Every line below must be reproduced exactly. Copy them all.

---------- DATASET ROWS ----------

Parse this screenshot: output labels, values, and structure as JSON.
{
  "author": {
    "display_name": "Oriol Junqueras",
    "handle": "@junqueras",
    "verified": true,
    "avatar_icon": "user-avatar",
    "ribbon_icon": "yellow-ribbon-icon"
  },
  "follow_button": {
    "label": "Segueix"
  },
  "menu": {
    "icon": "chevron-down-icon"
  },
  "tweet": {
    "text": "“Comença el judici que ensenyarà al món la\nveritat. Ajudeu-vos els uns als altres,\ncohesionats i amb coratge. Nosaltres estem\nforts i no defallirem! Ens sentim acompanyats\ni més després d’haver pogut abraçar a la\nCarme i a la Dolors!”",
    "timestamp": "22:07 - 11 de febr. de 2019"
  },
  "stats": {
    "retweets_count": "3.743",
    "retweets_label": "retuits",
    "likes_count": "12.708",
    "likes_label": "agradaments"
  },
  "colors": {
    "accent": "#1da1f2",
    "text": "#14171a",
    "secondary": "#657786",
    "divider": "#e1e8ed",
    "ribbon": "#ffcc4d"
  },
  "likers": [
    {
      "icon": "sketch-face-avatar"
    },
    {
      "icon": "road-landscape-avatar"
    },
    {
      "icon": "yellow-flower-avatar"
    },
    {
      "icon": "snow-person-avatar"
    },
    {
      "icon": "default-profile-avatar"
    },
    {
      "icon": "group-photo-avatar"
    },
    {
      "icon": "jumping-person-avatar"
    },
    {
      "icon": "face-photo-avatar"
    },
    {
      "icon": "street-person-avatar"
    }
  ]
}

----------

> ANSWER TO THIS PROBLEM
Parse this screenshot: output labels, values, and structure as JSON.
{
  "author": {
    "display_name": "Oriol Junqueras",
    "handle": "@junqueras",
    "verified": true,
    "avatar_icon": "user-avatar",
    "ribbon_icon": "yellow-ribbon-icon"
  },
  "follow_button": {
    "label": "Segueix"
  },
  "menu": {
    "icon": "chevron-down-icon"
  },
  "tweet": {
    "text": "“Comença el judici que ensenyarà al món la\nveritat. Ajudeu-vos els uns als altres,\ncohesionats i amb coratge. Nosaltres estem\nforts i no defallirem! Ens sentim acompanyats\ni més després d’haver pogut abraçar a la\nCarme i a la Dolors!”",
    "timestamp": "22:07 - 11 de febr. de 2019"
  },
  "stats": {
    "retweets_count": "3.743",
    "retweets_label": "retuits",
    "likes_count": "12.708",
    "likes_label": "agradaments"
  },
  "colors": {
    "accent": "#1da1f2",
    "text": "#14171a",
    "secondary": "#657786",
    "divider": "#e1e8ed",
    "ribbon": "#ffcc4d"
  },
  "likers": [
    {
      "icon": "sketch-face-avatar"
    },
    {
      "icon": "road-landscape-avatar"
    },
    {
      "icon": "yellow-flower-avatar"
    },
    {
      "icon": "snow-person-avatar"
    },
    {
      "icon": "default-profile-avatar"
    },
    {
      "icon": "group-photo-avatar"
    },
    {
      "icon": "jumping-person-avatar"
    },
    {
      "icon": "face-photo-avatar"
    },
    {
      "icon": "street-person-avatar"
    }
  ]
}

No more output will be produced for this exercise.